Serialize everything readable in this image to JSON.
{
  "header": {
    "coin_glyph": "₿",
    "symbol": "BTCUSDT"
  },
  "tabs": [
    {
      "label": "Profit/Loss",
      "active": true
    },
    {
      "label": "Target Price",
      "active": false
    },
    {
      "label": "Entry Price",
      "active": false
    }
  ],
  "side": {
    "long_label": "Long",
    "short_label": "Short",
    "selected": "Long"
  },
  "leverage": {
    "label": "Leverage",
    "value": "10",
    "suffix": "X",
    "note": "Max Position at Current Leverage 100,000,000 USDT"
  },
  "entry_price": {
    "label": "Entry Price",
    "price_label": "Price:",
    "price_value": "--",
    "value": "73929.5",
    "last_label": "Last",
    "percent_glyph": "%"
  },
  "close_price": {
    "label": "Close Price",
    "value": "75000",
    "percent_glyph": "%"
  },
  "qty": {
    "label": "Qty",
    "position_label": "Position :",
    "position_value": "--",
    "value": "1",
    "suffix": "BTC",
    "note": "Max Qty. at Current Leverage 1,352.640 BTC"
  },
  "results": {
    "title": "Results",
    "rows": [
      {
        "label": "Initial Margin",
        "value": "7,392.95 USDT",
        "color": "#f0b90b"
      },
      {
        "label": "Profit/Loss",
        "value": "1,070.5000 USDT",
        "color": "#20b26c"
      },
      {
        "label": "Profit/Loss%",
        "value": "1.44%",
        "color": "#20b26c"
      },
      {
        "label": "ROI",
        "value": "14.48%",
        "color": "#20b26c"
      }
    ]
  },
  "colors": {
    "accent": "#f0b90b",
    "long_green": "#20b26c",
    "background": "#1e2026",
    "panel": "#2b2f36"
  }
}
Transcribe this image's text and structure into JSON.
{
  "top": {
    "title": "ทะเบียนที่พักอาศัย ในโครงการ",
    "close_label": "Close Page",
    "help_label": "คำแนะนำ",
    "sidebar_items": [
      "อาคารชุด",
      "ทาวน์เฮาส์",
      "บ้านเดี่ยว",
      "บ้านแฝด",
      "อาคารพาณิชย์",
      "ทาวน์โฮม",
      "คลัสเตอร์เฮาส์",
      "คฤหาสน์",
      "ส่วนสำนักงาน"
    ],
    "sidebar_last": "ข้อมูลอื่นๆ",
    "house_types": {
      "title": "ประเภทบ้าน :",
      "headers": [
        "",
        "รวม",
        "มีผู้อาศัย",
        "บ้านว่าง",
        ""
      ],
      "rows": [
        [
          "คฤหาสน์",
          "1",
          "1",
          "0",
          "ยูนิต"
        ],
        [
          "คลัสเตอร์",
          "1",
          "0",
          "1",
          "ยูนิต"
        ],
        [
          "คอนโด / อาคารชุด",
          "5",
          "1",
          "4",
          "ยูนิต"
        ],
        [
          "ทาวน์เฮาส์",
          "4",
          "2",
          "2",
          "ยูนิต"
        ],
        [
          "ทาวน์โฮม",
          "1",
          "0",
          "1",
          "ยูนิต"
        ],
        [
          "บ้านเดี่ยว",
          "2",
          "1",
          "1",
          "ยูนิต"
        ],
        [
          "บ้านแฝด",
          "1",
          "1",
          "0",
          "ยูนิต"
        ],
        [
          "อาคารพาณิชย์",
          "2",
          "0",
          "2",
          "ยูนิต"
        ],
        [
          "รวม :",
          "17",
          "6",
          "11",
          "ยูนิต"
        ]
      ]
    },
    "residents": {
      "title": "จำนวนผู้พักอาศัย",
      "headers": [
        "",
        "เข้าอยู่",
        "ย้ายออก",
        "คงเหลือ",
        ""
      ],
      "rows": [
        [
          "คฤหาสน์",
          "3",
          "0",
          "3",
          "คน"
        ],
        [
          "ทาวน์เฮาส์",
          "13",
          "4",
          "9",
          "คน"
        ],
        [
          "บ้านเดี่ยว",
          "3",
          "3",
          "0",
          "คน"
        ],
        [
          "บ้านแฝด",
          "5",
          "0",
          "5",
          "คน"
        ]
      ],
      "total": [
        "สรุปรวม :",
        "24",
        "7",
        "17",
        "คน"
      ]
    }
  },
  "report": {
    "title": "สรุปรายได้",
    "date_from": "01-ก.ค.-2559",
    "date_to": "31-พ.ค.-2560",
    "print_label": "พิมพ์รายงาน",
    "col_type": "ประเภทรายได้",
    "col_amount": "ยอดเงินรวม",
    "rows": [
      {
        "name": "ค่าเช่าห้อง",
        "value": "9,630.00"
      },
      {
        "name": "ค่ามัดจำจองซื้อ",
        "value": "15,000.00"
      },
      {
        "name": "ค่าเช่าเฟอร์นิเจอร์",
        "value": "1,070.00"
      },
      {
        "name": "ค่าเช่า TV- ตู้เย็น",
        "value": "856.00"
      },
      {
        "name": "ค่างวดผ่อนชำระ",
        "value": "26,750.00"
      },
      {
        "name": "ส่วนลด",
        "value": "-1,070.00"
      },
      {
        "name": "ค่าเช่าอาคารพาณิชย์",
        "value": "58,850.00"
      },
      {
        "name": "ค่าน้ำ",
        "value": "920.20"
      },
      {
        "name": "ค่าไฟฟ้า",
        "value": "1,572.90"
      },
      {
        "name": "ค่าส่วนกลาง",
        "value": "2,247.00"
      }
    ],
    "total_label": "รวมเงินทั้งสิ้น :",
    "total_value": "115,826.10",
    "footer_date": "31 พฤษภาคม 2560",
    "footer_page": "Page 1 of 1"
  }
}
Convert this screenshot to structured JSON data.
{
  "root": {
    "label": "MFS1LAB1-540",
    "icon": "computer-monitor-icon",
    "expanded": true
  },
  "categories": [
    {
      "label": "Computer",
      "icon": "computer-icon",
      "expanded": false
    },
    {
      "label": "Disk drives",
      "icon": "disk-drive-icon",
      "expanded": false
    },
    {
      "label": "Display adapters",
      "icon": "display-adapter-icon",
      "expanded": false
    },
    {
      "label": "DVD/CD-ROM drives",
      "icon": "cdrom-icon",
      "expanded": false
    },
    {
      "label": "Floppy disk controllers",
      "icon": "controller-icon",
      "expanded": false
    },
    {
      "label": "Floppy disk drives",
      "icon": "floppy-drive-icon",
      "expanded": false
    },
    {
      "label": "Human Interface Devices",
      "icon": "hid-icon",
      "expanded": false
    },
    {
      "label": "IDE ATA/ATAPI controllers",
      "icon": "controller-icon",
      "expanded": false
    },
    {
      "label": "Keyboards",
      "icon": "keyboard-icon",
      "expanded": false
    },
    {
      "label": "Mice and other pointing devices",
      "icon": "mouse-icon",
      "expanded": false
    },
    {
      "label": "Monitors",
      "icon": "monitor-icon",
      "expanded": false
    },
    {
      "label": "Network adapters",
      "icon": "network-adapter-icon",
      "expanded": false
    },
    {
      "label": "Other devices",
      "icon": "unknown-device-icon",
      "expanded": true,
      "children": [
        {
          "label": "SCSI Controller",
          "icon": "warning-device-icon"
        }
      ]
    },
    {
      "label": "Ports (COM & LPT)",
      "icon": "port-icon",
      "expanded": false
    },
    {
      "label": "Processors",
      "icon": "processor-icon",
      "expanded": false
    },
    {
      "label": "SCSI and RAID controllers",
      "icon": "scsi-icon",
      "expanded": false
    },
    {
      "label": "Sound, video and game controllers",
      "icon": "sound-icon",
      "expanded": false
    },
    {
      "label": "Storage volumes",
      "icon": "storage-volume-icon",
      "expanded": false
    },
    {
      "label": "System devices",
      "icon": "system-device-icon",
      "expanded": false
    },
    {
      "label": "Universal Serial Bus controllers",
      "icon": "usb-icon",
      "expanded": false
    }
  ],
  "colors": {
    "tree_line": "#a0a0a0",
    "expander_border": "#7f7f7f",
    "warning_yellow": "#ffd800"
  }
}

·····

• **TASK DIRECTIONS**:
Can you give every line above again, exactly as written?

• **FINAL ANSWER**:
Serialize everything readable in this image to JSON.
{
  "header": {
    "coin_glyph": "₿",
    "symbol": "BTCUSDT"
  },
  "tabs": [
    {
      "label": "Profit/Loss",
      "active": true
    },
    {
      "label": "Target Price",
      "active": false
    },
    {
      "label": "Entry Price",
      "active": false
    }
  ],
  "side": {
    "long_label": "Long",
    "short_label": "Short",
    "selected": "Long"
  },
  "leverage": {
    "label": "Leverage",
    "value": "10",
    "suffix": "X",
    "note": "Max Position at Current Leverage 100,000,000 USDT"
  },
  "entry_price": {
    "label": "Entry Price",
    "price_label": "Price:",
    "price_value": "--",
    "value": "73929.5",
    "last_label": "Last",
    "percent_glyph": "%"
  },
  "close_price": {
    "label": "Close Price",
    "value": "75000",
    "percent_glyph": "%"
  },
  "qty": {
    "label": "Qty",
    "position_label": "Position :",
    "position_value": "--",
    "value": "1",
    "suffix": "BTC",
    "note": "Max Qty. at Current Leverage 1,352.640 BTC"
  },
  "results": {
    "title": "Results",
    "rows": [
      {
        "label": "Initial Margin",
        "value": "7,392.95 USDT",
        "color": "#f0b90b"
      },
      {
        "label": "Profit/Loss",
        "value": "1,070.5000 USDT",
        "color": "#20b26c"
      },
      {
        "label": "Profit/Loss%",
        "value": "1.44%",
        "color": "#20b26c"
      },
      {
        "label": "ROI",
        "value": "14.48%",
        "color": "#20b26c"
      }
    ]
  },
  "colors": {
    "accent": "#f0b90b",
    "long_green": "#20b26c",
    "background": "#1e2026",
    "panel": "#2b2f36"
  }
}
Transcribe this image's text and structure into JSON.
{
  "top": {
    "title": "ทะเบียนที่พักอาศัย ในโครงการ",
    "close_label": "Close Page",
    "help_label": "คำแนะนำ",
    "sidebar_items": [
      "อาคารชุด",
      "ทาวน์เฮาส์",
      "บ้านเดี่ยว",
      "บ้านแฝด",
      "อาคารพาณิชย์",
      "ทาวน์โฮม",
      "คลัสเตอร์เฮาส์",
      "คฤหาสน์",
      "ส่วนสำนักงาน"
    ],
    "sidebar_last": "ข้อมูลอื่นๆ",
    "house_types": {
      "title": "ประเภทบ้าน :",
      "headers": [
        "",
        "รวม",
        "มีผู้อาศัย",
        "บ้านว่าง",
        ""
      ],
      "rows": [
        [
          "คฤหาสน์",
          "1",
          "1",
          "0",
          "ยูนิต"
        ],
        [
          "คลัสเตอร์",
          "1",
          "0",
          "1",
          "ยูนิต"
        ],
        [
          "คอนโด / อาคารชุด",
          "5",
          "1",
          "4",
          "ยูนิต"
        ],
        [
          "ทาวน์เฮาส์",
          "4",
          "2",
          "2",
          "ยูนิต"
        ],
        [
          "ทาวน์โฮม",
          "1",
          "0",
          "1",
          "ยูนิต"
        ],
        [
          "บ้านเดี่ยว",
          "2",
          "1",
          "1",
          "ยูนิต"
        ],
        [
          "บ้านแฝด",
          "1",
          "1",
          "0",
          "ยูนิต"
        ],
        [
          "อาคารพาณิชย์",
          "2",
          "0",
          "2",
          "ยูนิต"
        ],
        [
          "รวม :",
          "17",
          "6",
          "11",
          "ยูนิต"
        ]
      ]
    },
    "residents": {
      "title": "จำนวนผู้พักอาศัย",
      "headers": [
        "",
        "เข้าอยู่",
        "ย้ายออก",
        "คงเหลือ",
        ""
      ],
      "rows": [
        [
          "คฤหาสน์",
          "3",
          "0",
          "3",
          "คน"
        ],
        [
          "ทาวน์เฮาส์",
          "13",
          "4",
          "9",
          "คน"
        ],
        [
          "บ้านเดี่ยว",
          "3",
          "3",
          "0",
          "คน"
        ],
        [
          "บ้านแฝด",
          "5",
          "0",
          "5",
          "คน"
        ]
      ],
      "total": [
        "สรุปรวม :",
        "24",
        "7",
        "17",
        "คน"
      ]
    }
  },
  "report": {
    "title": "สรุปรายได้",
    "date_from": "01-ก.ค.-2559",
    "date_to": "31-พ.ค.-2560",
    "print_label": "พิมพ์รายงาน",
    "col_type": "ประเภทรายได้",
    "col_amount": "ยอดเงินรวม",
    "rows": [
      {
        "name": "ค่าเช่าห้อง",
        "value": "9,630.00"
      },
      {
        "name": "ค่ามัดจำจองซื้อ",
        "value": "15,000.00"
      },
      {
        "name": "ค่าเช่าเฟอร์นิเจอร์",
        "value": "1,070.00"
      },
      {
        "name": "ค่าเช่า TV- ตู้เย็น",
        "value": "856.00"
      },
      {
        "name": "ค่างวดผ่อนชำระ",
        "value": "26,750.00"
      },
      {
        "name": "ส่วนลด",
        "value": "-1,070.00"
      },
      {
        "name": "ค่าเช่าอาคารพาณิชย์",
        "value": "58,850.00"
      },
      {
        "name": "ค่าน้ำ",
        "value": "920.20"
      },
      {
        "name": "ค่าไฟฟ้า",
        "value": "1,572.90"
      },
      {
        "name": "ค่าส่วนกลาง",
        "value": "2,247.00"
      }
    ],
    "total_label": "รวมเงินทั้งสิ้น :",
    "total_value": "115,826.10",
    "footer_date": "31 พฤษภาคม 2560",
    "footer_page": "Page 1 of 1"
  }
}
Convert this screenshot to structured JSON data.
{
  "root": {
    "label": "MFS1LAB1-540",
    "icon": "computer-monitor-icon",
    "expanded": true
  },
  "categories": [
    {
      "label": "Computer",
      "icon": "computer-icon",
      "expanded": false
    },
    {
      "label": "Disk drives",
      "icon": "disk-drive-icon",
      "expanded": false
    },
    {
      "label": "Display adapters",
      "icon": "display-adapter-icon",
      "expanded": false
    },
    {
      "label": "DVD/CD-ROM drives",
      "icon": "cdrom-icon",
      "expanded": false
    },
    {
      "label": "Floppy disk controllers",
      "icon": "controller-icon",
      "expanded": false
    },
    {
      "label": "Floppy disk drives",
      "icon": "floppy-drive-icon",
      "expanded": false
    },
    {
      "label": "Human Interface Devices",
      "icon": "hid-icon",
      "expanded": false
    },
    {
      "label": "IDE ATA/ATAPI controllers",
      "icon": "controller-icon",
      "expanded": false
    },
    {
      "label": "Keyboards",
      "icon": "keyboard-icon",
      "expanded": false
    },
    {
      "label": "Mice and other pointing devices",
      "icon": "mouse-icon",
      "expanded": false
    },
    {
      "label": "Monitors",
      "icon": "monitor-icon",
      "expanded": false
    },
    {
      "label": "Network adapters",
      "icon": "network-adapter-icon",
      "expanded": false
    },
    {
      "label": "Other devices",
      "icon": "unknown-device-icon",
      "expanded": true,
      "children": [
        {
          "label": "SCSI Controller",
          "icon": "warning-device-icon"
        }
      ]
    },
    {
      "label": "Ports (COM & LPT)",
      "icon": "port-icon",
      "expanded": false
    },
    {
      "label": "Processors",
      "icon": "processor-icon",
      "expanded": false
    },
    {
      "label": "SCSI and RAID controllers",
      "icon": "scsi-icon",
      "expanded": false
    },
    {
      "label": "Sound, video and game controllers",
      "icon": "sound-icon",
      "expanded": false
    },
    {
      "label": "Storage volumes",
      "icon": "storage-volume-icon",
      "expanded": false
    },
    {
      "label": "System devices",
      "icon": "system-device-icon",
      "expanded": false
    },
    {
      "label": "Universal Serial Bus controllers",
      "icon": "usb-icon",
      "expanded": false
    }
  ],
  "colors": {
    "tree_line": "#a0a0a0",
    "expander_border": "#7f7f7f",
    "warning_yellow": "#ffd800"
  }
}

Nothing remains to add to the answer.